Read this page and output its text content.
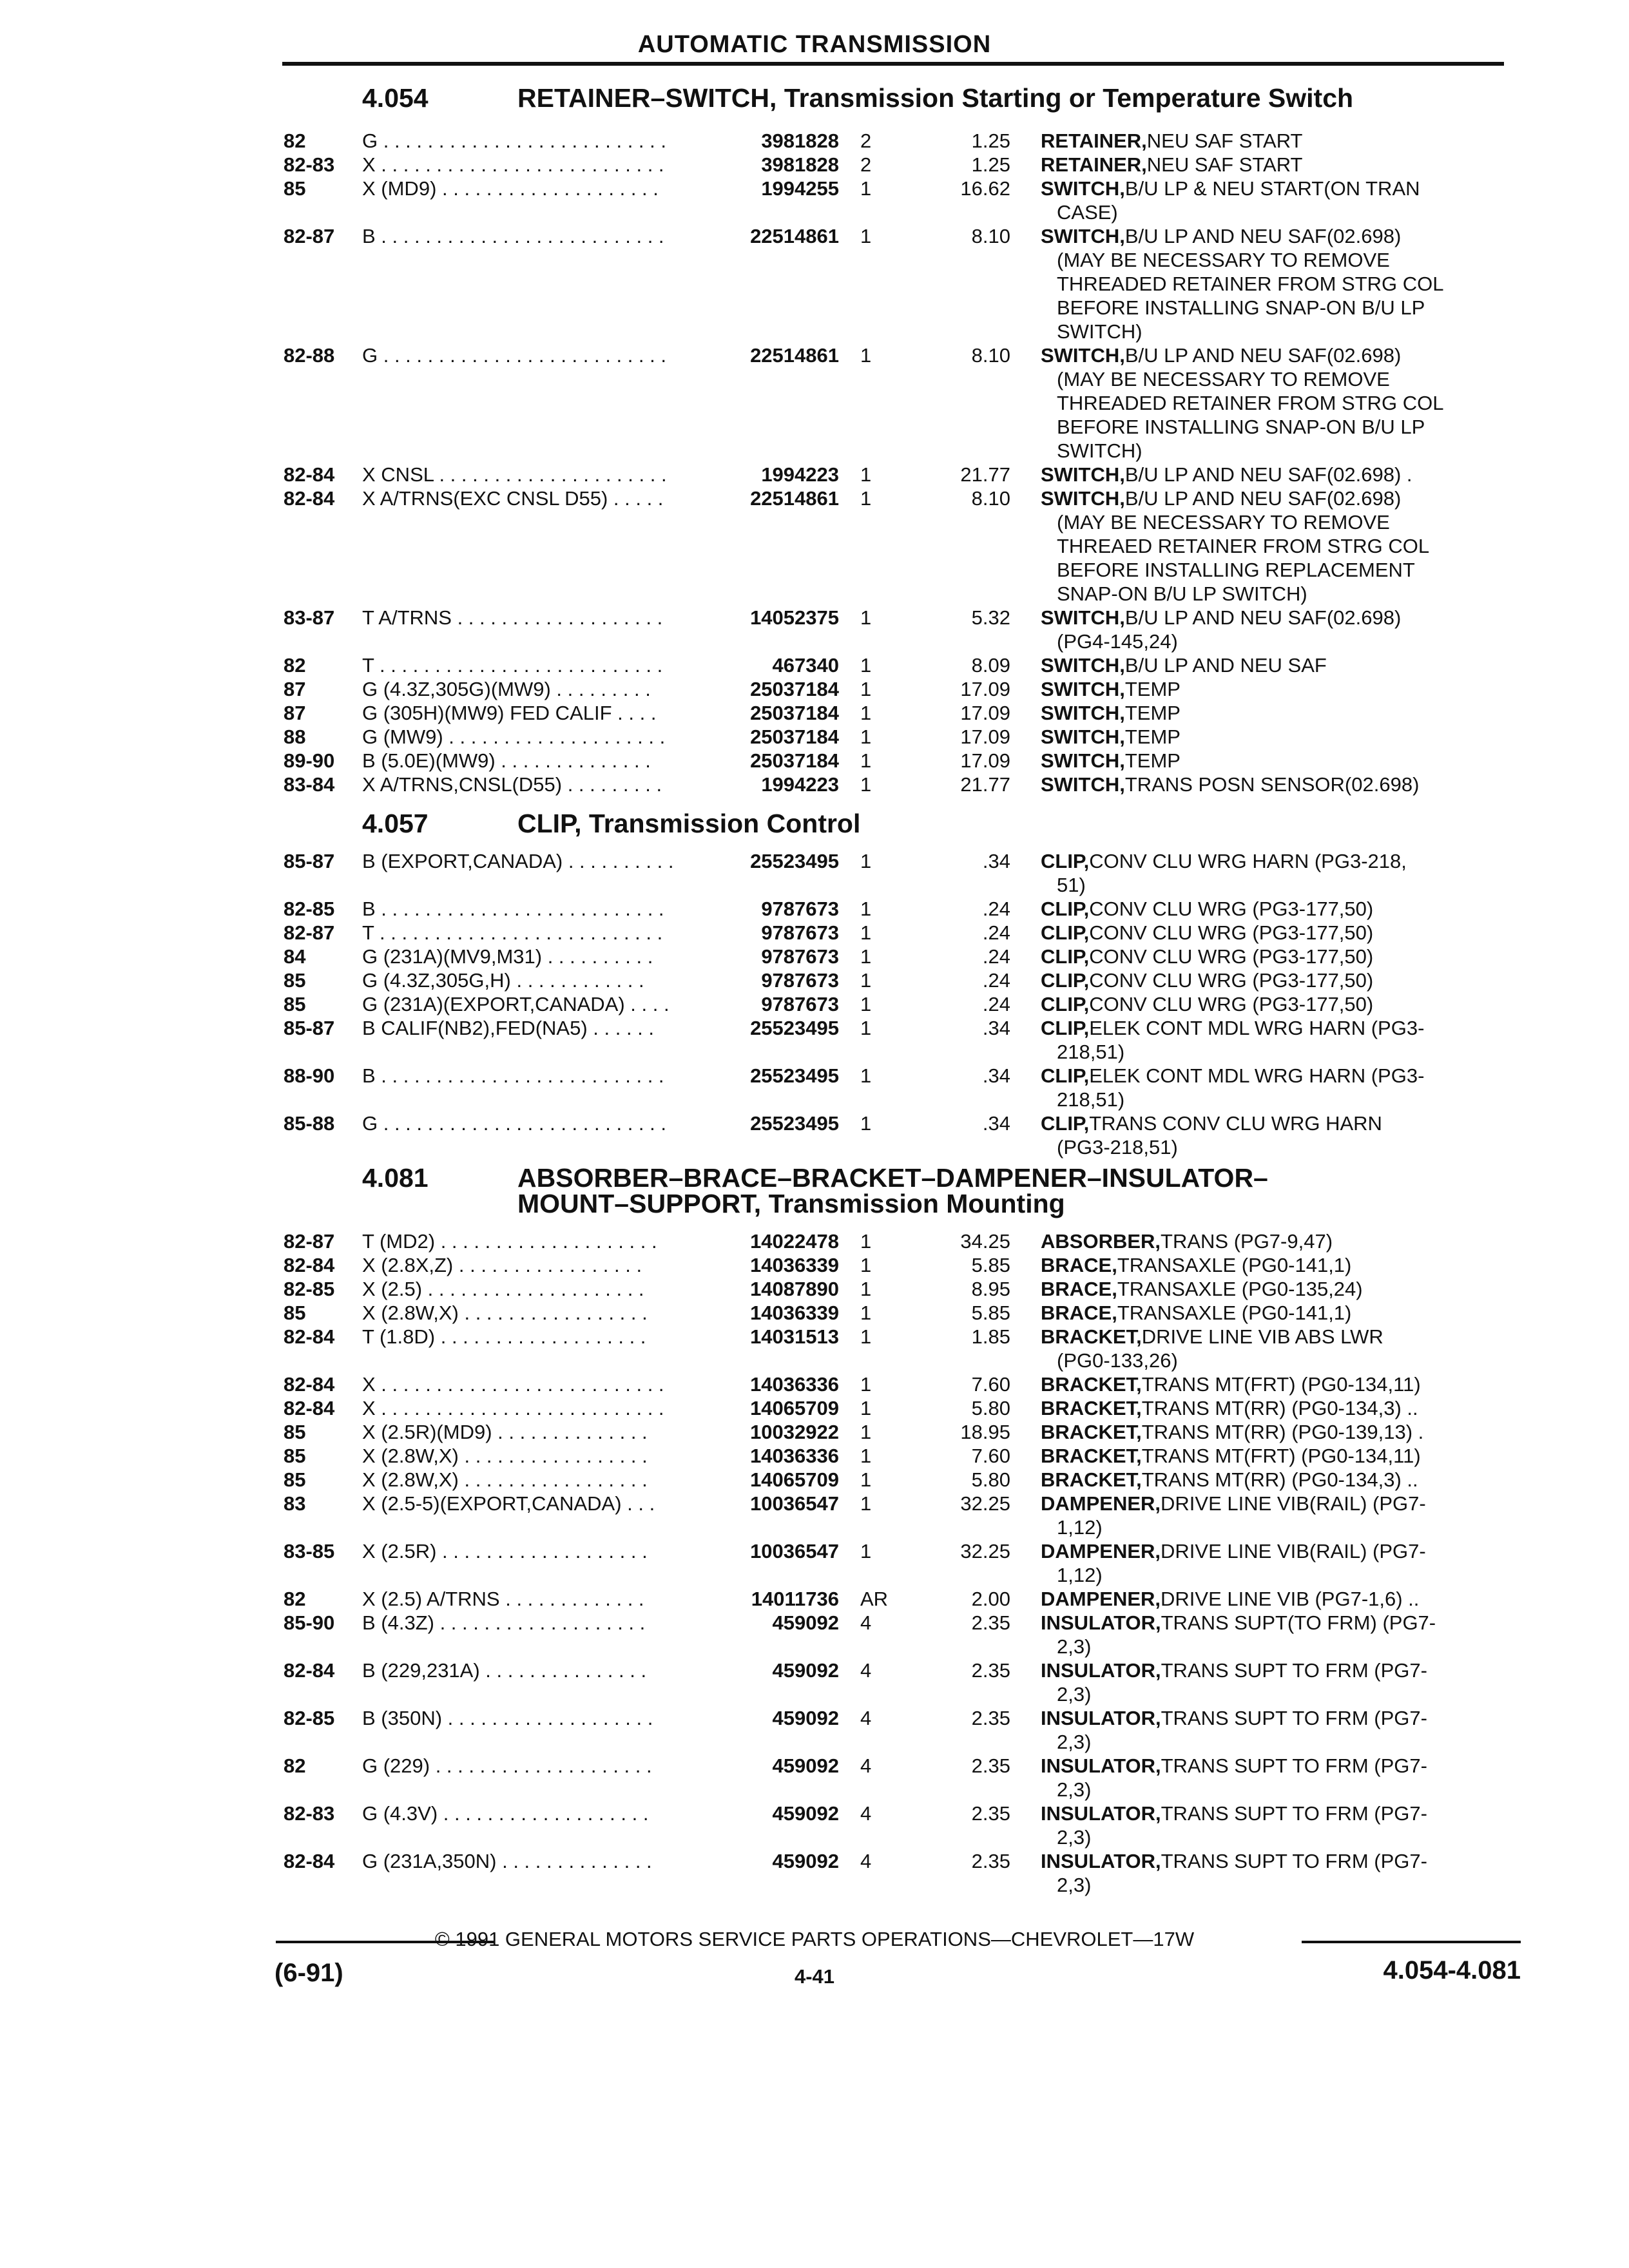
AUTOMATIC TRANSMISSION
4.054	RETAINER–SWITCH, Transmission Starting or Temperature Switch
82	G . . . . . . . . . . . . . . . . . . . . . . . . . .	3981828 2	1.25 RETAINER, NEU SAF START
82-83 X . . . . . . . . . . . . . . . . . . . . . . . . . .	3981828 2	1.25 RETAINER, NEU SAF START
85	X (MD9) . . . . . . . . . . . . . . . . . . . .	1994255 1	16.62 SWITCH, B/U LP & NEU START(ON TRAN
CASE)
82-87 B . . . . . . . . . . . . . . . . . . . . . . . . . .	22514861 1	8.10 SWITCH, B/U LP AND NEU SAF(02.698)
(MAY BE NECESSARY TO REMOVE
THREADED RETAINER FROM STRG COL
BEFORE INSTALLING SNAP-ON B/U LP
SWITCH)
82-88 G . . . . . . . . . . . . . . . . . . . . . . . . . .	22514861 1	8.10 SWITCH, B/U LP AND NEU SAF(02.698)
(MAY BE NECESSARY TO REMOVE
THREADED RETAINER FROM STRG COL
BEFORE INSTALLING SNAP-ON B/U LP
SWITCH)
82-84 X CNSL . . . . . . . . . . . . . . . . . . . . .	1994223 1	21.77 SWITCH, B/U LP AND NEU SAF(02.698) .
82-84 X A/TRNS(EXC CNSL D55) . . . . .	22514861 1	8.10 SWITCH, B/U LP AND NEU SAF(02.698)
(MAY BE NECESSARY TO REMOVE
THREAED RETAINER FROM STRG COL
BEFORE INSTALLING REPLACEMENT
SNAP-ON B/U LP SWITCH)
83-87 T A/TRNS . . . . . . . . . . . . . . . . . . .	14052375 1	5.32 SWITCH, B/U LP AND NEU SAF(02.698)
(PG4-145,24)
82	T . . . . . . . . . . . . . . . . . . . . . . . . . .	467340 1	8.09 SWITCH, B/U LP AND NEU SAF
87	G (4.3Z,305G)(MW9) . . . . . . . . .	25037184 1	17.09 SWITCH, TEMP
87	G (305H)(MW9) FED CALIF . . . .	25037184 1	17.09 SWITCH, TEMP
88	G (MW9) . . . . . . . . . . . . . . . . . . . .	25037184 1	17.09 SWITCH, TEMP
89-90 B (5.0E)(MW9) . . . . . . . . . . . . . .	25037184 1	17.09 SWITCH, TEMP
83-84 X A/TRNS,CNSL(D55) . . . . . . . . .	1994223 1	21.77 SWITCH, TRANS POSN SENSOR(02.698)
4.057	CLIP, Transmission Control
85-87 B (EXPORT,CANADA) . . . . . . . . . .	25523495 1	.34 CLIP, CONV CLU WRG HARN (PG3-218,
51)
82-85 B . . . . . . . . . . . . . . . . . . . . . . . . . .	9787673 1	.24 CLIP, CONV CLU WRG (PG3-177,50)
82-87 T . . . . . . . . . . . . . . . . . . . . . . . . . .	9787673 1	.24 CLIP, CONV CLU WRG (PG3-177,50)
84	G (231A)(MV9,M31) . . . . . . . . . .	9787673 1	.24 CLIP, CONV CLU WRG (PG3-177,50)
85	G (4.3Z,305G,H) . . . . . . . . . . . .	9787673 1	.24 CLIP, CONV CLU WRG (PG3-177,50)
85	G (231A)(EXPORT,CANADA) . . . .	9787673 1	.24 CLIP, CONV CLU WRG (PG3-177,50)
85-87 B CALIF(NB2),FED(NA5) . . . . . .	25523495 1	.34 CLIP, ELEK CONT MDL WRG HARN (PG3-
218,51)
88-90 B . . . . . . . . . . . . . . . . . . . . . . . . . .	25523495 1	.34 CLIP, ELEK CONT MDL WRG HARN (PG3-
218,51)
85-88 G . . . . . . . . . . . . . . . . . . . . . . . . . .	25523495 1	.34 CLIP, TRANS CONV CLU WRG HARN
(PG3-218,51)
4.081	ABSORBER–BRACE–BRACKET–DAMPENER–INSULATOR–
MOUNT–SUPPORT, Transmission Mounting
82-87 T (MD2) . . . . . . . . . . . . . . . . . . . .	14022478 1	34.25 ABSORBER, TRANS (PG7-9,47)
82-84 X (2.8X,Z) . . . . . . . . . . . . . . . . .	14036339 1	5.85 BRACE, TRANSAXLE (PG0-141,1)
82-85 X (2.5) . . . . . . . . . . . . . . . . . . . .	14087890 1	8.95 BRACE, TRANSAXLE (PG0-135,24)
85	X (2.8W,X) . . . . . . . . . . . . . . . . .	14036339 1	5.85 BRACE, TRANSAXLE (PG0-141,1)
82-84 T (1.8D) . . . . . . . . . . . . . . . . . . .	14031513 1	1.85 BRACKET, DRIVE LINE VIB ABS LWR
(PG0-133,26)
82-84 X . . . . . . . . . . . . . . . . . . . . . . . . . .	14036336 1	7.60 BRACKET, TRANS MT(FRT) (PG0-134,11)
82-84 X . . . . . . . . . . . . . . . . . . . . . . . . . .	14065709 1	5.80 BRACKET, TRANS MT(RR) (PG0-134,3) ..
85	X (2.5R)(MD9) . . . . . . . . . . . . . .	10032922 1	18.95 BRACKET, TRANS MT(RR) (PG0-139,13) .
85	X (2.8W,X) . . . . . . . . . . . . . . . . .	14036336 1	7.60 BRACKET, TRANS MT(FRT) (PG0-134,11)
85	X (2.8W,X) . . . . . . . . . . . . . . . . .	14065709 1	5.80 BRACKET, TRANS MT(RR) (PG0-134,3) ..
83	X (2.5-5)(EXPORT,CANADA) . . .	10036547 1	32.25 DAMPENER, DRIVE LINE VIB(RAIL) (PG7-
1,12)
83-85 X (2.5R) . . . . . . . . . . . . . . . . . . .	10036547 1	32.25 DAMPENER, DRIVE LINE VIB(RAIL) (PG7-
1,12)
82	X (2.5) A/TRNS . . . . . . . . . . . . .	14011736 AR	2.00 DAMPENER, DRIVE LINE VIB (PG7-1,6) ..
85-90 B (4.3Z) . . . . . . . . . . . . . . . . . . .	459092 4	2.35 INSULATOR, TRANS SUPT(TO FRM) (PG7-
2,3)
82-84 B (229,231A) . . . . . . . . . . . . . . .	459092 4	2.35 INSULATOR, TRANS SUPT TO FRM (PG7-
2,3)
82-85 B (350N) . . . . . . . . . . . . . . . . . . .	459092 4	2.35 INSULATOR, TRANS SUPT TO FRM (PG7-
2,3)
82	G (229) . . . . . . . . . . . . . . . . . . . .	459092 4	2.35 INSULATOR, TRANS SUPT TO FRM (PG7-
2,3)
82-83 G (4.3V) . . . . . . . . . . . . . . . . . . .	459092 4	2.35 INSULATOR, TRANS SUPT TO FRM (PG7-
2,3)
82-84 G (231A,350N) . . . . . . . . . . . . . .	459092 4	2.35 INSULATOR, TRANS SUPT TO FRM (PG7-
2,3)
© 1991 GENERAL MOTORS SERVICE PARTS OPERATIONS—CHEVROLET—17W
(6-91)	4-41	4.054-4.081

» Task details:
Find the string "DAMPENER" in the records, then copy each line where it occurs.

» Output of the task:
4.081	ABSORBER–BRACE–BRACKET–DAMPENER–INSULATOR–
83	X (2.5-5)(EXPORT,CANADA) . . .	10036547 1	32.25 DAMPENER, DRIVE LINE VIB(RAIL) (PG7-
83-85 X (2.5R) . . . . . . . . . . . . . . . . . . .	10036547 1	32.25 DAMPENER, DRIVE LINE VIB(RAIL) (PG7-
82	X (2.5) A/TRNS . . . . . . . . . . . . .	14011736 AR	2.00 DAMPENER, DRIVE LINE VIB (PG7-1,6) ..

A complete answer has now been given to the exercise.